WRITTEN REQUEST:
Check each line of the data for "this" and select those that have it.

(Entries from a dataset)
+-------+

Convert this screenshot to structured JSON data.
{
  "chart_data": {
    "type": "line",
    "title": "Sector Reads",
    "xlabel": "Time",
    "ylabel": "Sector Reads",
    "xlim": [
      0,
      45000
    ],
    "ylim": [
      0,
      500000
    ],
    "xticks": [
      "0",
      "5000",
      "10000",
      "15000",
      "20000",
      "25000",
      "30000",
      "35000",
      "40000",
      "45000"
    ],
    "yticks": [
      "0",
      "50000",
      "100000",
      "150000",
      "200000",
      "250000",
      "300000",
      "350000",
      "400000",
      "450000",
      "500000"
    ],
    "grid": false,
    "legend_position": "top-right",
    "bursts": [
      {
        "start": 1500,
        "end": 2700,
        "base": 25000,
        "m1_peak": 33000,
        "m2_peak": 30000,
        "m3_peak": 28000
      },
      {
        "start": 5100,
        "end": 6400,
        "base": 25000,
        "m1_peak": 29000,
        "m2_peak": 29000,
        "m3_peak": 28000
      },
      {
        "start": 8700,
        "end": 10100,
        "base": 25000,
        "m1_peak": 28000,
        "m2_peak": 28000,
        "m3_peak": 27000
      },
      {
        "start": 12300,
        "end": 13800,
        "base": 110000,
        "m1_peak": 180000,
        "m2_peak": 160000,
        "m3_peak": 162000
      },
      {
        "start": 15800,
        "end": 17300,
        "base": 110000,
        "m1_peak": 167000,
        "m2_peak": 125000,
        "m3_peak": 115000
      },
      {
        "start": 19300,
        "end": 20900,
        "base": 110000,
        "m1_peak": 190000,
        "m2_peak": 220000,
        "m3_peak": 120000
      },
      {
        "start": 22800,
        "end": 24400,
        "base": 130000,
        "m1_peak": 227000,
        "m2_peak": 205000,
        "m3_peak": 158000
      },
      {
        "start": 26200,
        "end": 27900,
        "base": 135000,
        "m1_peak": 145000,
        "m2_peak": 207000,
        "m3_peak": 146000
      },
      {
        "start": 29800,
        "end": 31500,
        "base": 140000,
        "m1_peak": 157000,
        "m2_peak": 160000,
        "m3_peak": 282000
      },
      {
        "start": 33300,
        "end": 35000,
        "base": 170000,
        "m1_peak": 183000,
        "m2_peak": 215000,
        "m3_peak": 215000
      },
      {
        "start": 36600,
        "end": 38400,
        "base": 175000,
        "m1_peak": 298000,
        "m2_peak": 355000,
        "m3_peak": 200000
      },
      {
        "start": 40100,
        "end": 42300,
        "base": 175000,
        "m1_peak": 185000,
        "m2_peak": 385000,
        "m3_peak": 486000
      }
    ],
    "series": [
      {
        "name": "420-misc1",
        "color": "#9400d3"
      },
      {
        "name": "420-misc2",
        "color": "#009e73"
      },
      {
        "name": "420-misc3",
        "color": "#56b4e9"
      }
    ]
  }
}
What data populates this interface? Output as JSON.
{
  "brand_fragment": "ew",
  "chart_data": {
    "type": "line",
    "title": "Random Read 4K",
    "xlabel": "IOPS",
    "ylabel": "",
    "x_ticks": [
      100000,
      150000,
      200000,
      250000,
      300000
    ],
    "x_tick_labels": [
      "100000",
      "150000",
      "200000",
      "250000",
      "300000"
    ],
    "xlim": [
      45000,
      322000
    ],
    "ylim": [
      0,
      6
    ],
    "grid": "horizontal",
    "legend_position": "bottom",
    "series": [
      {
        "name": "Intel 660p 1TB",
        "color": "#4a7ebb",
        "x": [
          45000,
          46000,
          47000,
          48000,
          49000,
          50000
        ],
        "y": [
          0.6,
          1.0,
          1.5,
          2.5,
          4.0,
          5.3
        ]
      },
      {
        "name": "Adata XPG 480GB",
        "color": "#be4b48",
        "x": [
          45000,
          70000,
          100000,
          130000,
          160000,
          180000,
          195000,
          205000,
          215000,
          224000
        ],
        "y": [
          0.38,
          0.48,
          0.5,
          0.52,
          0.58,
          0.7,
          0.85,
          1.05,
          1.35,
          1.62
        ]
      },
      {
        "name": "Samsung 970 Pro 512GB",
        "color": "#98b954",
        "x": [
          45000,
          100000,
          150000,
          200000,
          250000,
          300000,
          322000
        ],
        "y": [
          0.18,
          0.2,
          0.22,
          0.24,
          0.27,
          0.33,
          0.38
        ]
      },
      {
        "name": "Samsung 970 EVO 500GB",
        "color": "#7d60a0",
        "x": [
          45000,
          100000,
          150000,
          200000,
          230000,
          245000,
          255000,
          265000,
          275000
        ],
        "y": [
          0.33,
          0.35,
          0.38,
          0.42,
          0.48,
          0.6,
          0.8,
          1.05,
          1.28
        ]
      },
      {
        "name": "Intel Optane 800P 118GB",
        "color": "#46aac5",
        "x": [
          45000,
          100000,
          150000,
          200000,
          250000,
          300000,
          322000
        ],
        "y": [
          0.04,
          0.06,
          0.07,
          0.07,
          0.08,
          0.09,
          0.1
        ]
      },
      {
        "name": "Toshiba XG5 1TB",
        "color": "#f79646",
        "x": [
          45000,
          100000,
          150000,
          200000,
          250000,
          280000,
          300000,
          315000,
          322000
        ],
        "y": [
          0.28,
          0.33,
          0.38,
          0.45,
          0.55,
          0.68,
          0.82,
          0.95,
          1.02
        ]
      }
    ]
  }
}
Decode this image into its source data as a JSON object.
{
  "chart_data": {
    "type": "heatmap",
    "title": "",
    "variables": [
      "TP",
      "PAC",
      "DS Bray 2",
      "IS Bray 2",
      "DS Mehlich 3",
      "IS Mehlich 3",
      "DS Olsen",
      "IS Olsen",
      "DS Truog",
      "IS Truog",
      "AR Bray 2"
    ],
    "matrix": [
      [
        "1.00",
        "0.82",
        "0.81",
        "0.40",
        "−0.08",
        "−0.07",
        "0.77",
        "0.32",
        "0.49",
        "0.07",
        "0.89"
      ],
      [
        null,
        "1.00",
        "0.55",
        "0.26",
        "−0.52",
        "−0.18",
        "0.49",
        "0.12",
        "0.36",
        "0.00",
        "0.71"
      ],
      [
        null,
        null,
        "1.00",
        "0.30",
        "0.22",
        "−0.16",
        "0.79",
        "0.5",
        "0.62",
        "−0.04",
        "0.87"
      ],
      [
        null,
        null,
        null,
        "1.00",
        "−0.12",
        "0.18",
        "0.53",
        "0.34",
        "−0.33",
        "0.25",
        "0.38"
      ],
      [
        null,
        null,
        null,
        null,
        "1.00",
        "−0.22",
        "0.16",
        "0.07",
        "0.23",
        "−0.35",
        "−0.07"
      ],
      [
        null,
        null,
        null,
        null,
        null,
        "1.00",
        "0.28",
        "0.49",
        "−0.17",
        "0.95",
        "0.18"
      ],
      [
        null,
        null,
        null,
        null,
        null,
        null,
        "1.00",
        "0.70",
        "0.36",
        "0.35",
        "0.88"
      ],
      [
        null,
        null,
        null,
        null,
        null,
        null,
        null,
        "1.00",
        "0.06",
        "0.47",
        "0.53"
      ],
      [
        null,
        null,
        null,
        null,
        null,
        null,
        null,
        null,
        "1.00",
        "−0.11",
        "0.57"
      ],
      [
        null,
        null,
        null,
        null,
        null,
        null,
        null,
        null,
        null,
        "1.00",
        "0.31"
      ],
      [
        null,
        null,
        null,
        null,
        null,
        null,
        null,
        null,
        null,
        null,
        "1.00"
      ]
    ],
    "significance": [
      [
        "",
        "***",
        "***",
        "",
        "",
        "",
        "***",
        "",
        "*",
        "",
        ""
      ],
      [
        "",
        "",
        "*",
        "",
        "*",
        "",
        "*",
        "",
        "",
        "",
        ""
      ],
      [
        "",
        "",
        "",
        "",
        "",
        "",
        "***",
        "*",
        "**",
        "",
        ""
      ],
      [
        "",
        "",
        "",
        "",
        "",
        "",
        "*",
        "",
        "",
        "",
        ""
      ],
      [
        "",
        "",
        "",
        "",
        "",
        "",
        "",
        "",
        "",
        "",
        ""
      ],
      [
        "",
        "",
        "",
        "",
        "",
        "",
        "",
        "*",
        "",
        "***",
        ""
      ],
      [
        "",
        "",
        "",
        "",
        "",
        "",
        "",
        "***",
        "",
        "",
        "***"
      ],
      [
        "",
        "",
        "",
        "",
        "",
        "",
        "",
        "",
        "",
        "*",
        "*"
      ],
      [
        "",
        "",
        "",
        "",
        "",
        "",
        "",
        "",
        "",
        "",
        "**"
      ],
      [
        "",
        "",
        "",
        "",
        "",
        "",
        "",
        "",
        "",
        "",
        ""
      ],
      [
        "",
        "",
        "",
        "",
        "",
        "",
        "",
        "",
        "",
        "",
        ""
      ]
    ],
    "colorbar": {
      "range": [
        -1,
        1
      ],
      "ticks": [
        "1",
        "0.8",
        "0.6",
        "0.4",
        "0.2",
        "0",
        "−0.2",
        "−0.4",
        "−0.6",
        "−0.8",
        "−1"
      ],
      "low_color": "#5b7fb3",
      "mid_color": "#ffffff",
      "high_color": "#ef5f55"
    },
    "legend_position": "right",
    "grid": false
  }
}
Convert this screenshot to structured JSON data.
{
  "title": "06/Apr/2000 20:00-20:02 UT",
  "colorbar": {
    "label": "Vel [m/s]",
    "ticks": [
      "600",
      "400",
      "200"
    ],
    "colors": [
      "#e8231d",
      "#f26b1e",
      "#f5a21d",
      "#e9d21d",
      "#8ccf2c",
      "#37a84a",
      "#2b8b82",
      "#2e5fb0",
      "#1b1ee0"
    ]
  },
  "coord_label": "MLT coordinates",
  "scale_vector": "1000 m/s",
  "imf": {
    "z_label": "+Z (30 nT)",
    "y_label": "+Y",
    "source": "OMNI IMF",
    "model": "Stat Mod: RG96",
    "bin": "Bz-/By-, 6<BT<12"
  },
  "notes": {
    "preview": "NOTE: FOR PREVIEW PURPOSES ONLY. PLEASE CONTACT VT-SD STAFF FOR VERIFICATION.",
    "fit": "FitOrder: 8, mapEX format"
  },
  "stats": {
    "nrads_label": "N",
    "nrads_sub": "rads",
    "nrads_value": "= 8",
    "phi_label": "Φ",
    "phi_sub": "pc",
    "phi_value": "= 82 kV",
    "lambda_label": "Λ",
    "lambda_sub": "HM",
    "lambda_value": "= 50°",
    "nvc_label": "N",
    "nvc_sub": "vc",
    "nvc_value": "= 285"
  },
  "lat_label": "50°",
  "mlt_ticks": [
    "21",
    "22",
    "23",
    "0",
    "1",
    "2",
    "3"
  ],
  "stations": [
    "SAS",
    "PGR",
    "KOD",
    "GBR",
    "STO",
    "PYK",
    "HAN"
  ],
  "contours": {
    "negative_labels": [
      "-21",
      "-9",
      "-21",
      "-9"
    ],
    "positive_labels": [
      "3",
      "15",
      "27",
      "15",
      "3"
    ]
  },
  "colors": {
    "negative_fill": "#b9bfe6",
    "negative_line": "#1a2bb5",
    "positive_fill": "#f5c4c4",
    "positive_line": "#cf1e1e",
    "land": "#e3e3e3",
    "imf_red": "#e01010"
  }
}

+-------+

TASK RESULT:
Convert this screenshot to structured JSON data.
What data populates this interface? Output as JSON.
Decode this image into its source data as a JSON object.
Convert this screenshot to structured JSON data.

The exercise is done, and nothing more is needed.